Exercise aim => Find the number of lines containing the string "this" in the data. Answer with the number by itself.

Recorded data
....

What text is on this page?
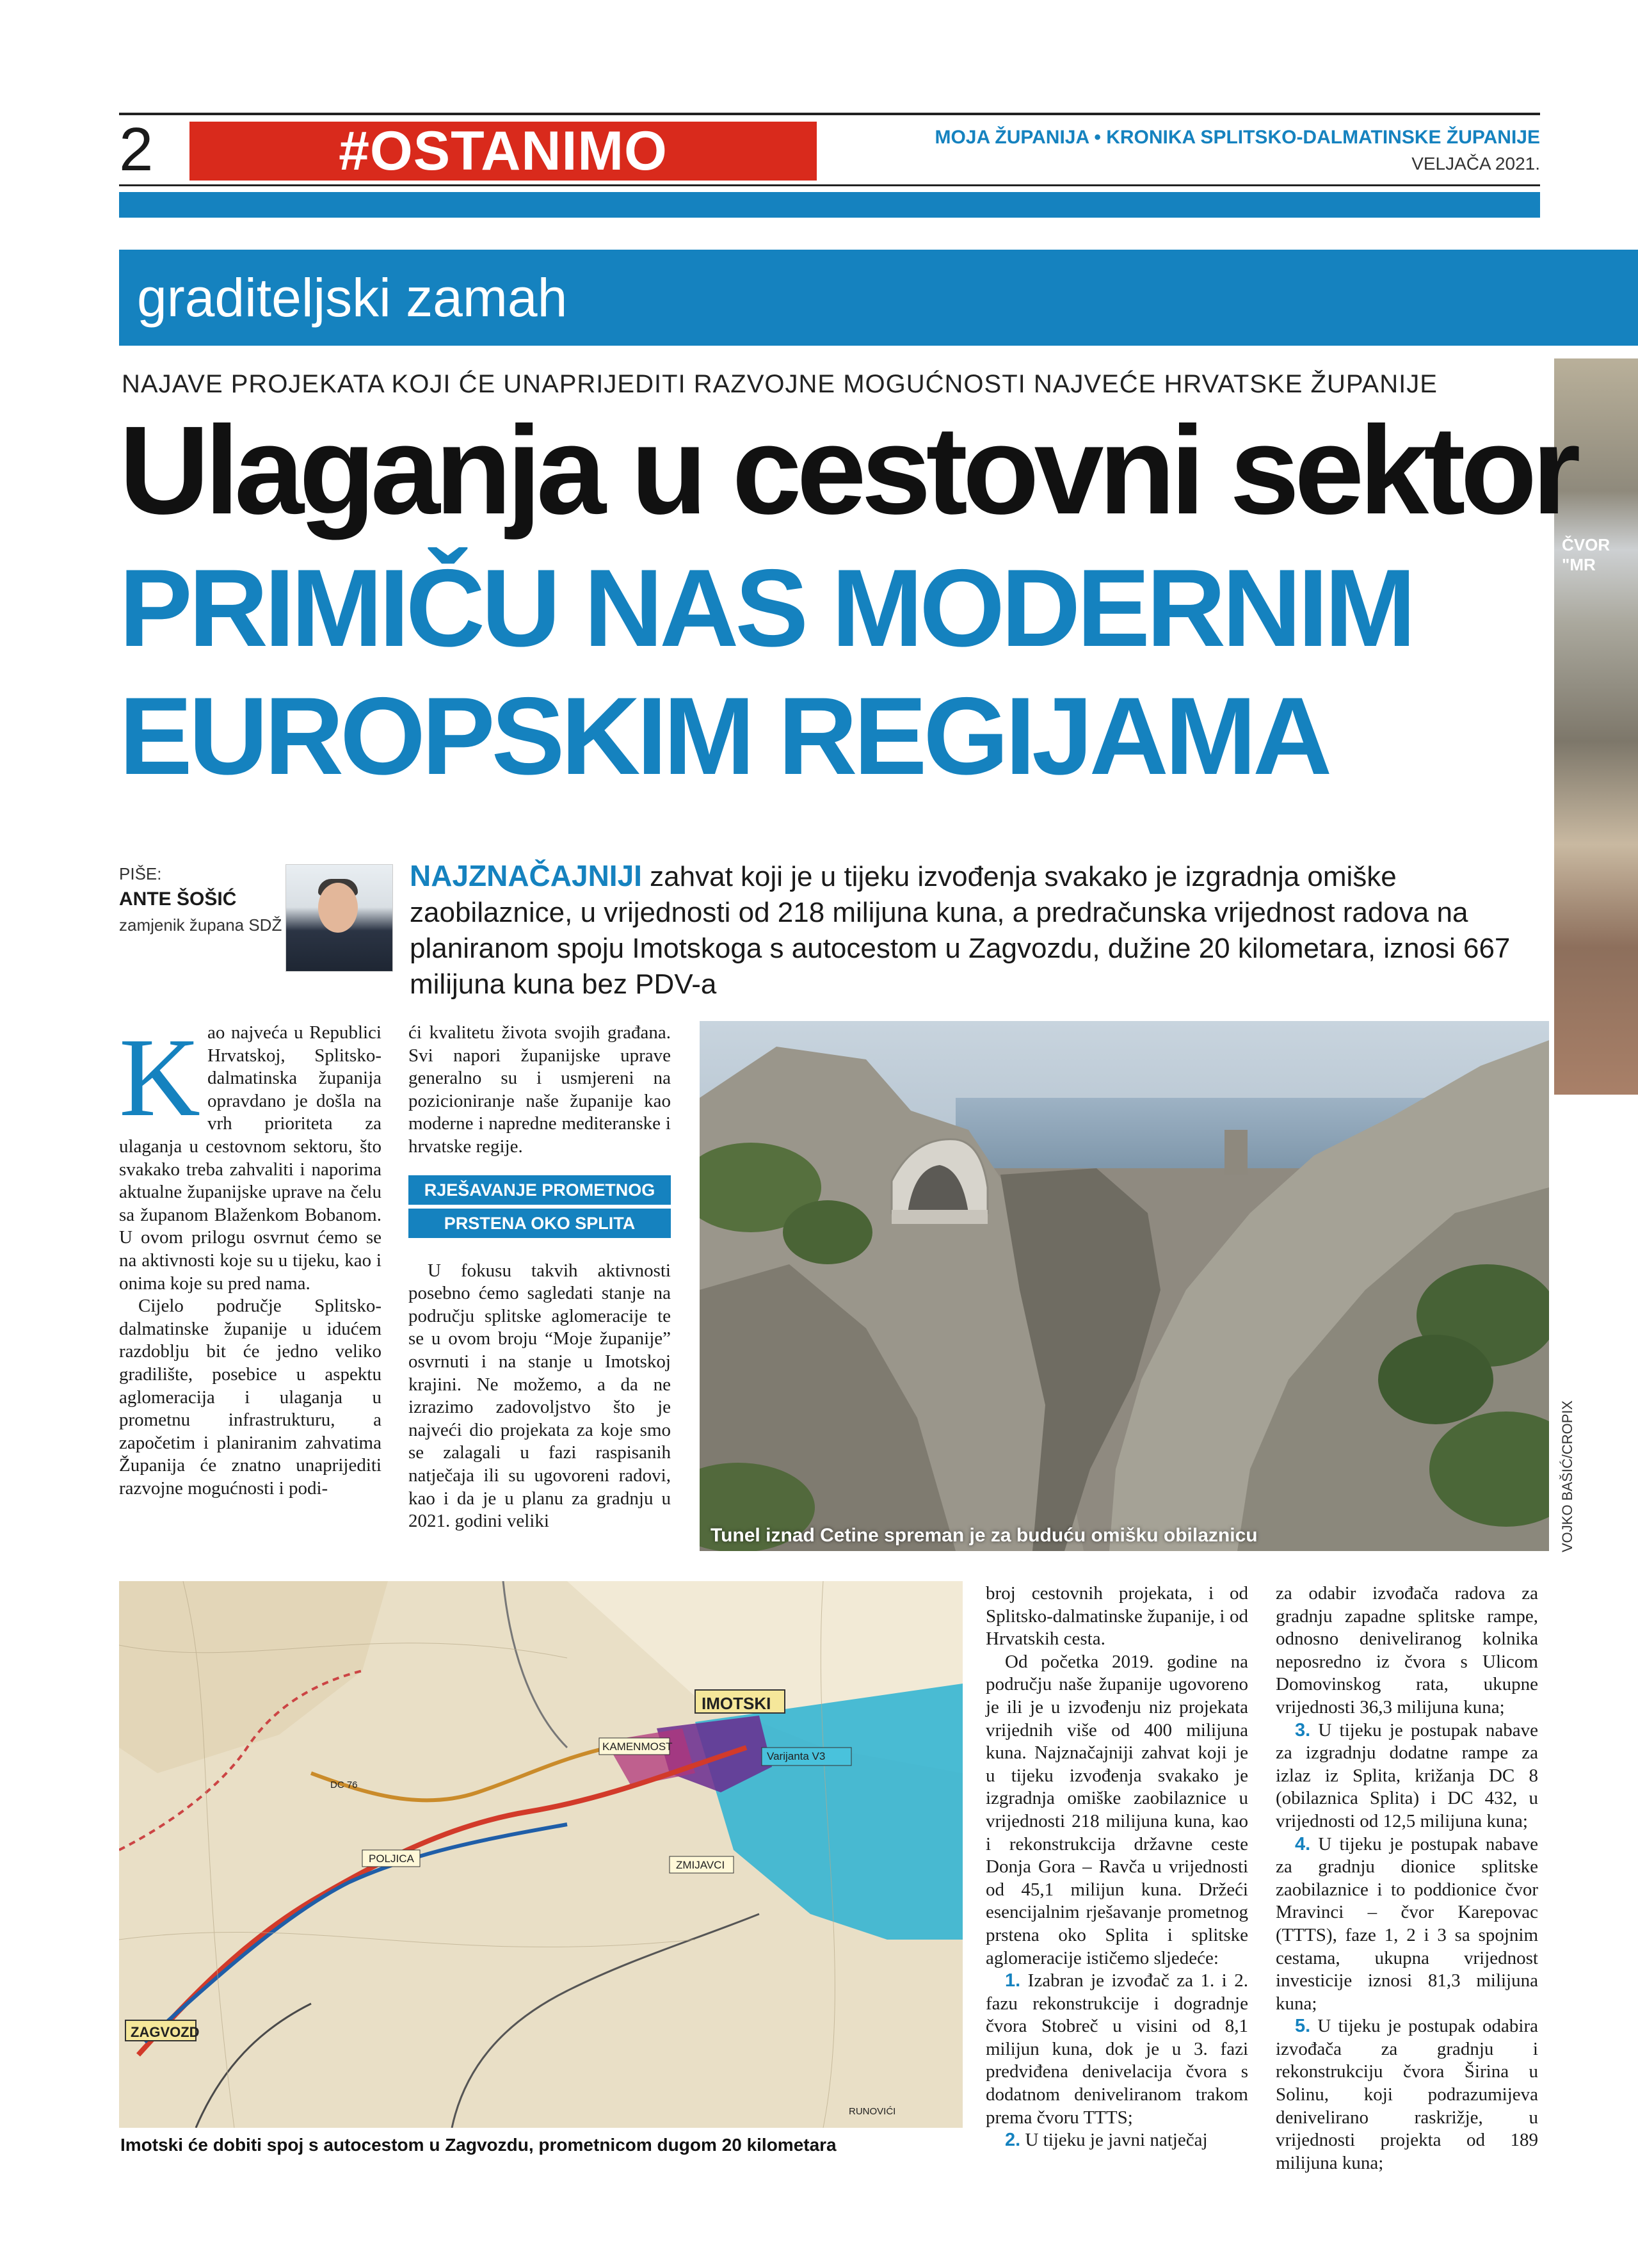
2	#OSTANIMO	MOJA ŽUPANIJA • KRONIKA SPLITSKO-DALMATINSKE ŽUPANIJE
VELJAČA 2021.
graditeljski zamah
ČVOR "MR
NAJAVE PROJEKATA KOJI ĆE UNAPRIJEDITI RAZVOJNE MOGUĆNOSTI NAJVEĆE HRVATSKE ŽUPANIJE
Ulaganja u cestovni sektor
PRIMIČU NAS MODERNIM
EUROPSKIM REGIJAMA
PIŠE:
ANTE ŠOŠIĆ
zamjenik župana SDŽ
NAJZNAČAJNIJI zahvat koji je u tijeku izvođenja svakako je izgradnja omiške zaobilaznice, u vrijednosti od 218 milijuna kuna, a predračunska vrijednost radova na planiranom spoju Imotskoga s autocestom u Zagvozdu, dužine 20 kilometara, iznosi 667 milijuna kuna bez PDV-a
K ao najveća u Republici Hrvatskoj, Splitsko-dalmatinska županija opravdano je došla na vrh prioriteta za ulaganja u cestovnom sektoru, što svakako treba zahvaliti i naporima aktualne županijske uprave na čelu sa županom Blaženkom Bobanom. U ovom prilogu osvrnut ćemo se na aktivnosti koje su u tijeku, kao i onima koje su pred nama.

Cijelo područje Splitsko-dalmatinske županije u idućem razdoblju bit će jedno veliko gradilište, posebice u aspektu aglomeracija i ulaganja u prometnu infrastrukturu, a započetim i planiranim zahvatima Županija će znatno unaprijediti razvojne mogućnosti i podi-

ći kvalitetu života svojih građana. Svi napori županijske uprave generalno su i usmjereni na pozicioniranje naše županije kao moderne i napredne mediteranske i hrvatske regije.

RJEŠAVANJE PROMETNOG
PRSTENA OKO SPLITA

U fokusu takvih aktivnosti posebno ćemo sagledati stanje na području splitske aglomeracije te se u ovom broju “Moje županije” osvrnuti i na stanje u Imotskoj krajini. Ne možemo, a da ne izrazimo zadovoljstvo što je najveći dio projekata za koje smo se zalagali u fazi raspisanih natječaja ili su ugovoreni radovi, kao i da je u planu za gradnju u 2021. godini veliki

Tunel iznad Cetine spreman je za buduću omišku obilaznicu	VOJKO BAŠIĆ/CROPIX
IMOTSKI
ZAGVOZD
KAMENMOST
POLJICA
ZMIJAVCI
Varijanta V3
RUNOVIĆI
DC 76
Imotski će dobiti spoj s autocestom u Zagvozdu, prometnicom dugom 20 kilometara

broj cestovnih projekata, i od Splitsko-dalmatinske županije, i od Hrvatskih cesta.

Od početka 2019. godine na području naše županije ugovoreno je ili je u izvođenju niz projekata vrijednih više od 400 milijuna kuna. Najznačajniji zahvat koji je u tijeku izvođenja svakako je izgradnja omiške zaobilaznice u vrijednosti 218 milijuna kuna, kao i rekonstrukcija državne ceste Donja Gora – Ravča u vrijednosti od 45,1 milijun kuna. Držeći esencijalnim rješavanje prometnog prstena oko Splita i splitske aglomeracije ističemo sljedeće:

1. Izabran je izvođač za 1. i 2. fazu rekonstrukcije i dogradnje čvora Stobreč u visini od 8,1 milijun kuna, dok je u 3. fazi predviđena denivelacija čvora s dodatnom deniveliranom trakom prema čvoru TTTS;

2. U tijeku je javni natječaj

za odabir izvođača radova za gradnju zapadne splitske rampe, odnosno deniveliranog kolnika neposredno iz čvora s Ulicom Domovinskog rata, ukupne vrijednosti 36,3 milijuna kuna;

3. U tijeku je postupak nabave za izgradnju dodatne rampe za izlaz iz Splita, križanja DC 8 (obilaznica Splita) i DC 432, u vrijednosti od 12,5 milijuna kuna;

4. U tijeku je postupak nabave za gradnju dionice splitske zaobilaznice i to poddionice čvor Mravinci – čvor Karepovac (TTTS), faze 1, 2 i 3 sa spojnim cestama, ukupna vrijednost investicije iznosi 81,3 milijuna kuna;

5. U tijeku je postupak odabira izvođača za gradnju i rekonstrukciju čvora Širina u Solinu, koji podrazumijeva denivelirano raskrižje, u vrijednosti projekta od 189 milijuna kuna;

....

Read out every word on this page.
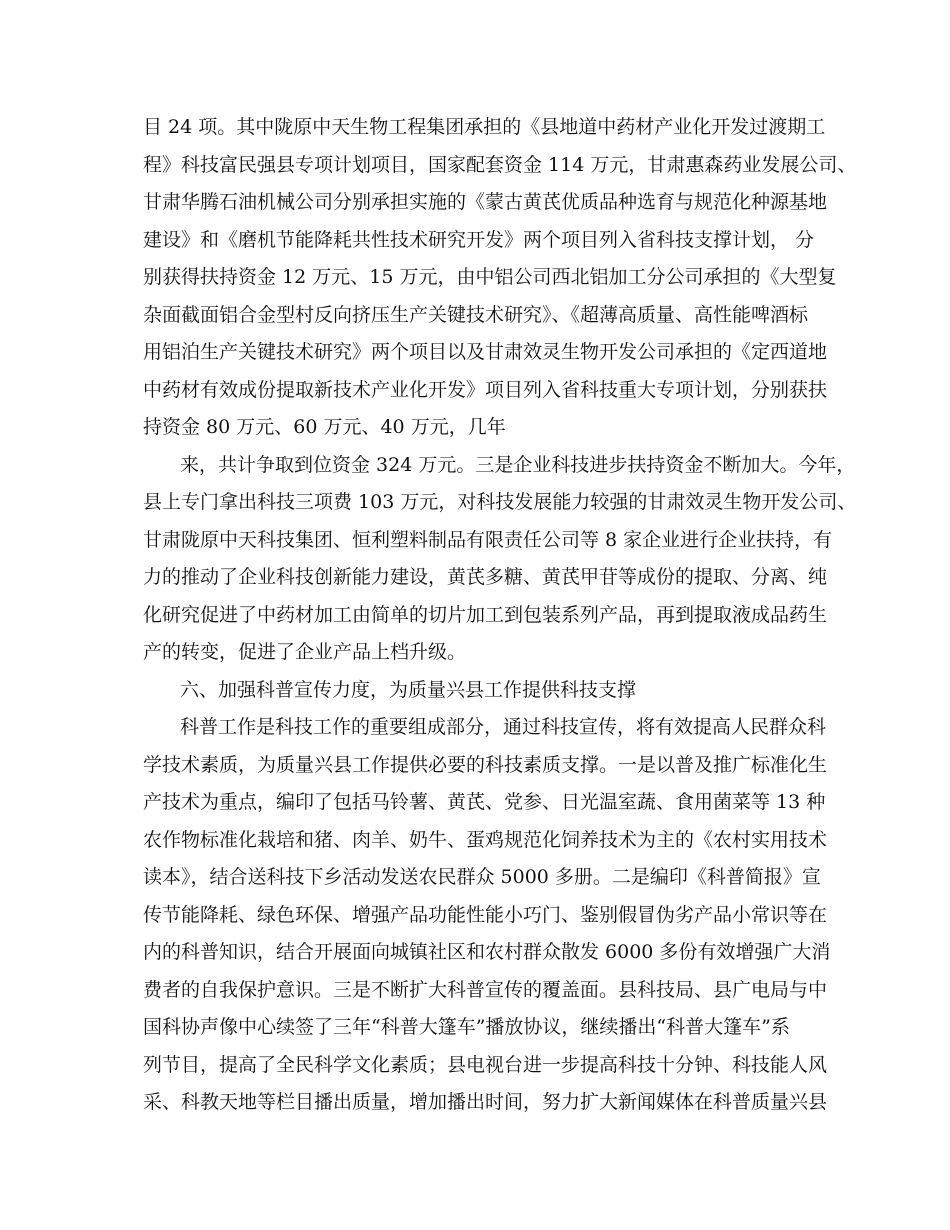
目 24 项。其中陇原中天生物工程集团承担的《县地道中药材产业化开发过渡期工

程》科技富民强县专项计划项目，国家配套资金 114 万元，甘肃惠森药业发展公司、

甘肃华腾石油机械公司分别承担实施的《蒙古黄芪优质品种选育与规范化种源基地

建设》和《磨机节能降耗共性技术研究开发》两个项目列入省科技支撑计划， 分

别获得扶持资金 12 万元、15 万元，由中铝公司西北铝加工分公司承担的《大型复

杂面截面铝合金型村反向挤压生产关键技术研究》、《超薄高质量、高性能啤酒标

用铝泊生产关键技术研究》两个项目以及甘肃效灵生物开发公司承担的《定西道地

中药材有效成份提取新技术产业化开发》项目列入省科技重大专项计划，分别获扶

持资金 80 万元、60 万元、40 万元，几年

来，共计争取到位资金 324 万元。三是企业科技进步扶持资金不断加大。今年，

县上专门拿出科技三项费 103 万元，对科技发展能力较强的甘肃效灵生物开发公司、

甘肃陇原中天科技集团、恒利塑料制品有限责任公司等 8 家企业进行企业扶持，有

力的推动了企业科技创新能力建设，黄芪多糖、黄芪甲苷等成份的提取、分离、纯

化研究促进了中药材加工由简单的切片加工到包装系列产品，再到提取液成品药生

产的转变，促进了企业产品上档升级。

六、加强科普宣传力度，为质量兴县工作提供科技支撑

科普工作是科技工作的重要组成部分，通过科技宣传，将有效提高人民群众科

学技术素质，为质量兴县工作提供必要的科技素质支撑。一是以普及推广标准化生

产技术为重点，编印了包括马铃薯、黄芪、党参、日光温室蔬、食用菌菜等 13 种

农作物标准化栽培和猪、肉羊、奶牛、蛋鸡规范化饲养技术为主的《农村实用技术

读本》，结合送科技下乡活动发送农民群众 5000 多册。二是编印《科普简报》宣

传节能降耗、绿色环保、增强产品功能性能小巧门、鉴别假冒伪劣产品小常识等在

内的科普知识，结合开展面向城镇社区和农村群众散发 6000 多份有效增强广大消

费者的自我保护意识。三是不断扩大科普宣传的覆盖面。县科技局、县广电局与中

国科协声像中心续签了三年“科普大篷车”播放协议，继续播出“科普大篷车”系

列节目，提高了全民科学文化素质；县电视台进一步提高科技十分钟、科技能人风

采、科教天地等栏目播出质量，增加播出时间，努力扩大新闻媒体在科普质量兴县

....

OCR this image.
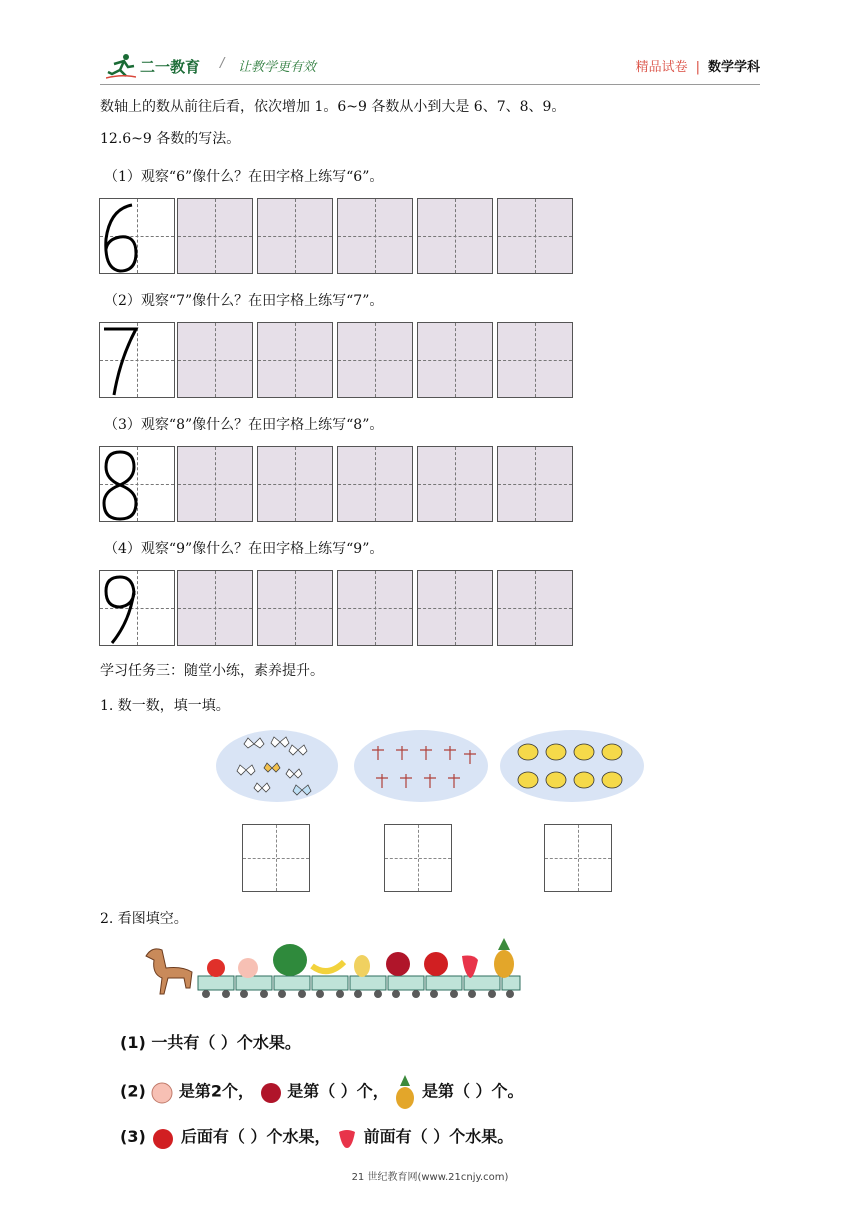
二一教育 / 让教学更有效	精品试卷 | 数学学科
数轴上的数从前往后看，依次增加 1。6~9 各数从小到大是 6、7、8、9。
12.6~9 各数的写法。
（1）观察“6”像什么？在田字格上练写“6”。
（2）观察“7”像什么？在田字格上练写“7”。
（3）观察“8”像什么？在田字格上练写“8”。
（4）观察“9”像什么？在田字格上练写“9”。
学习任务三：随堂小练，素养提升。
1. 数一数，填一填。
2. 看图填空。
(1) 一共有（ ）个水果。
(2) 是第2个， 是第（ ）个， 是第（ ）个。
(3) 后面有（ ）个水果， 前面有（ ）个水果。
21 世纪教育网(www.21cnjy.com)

....

Task result => 3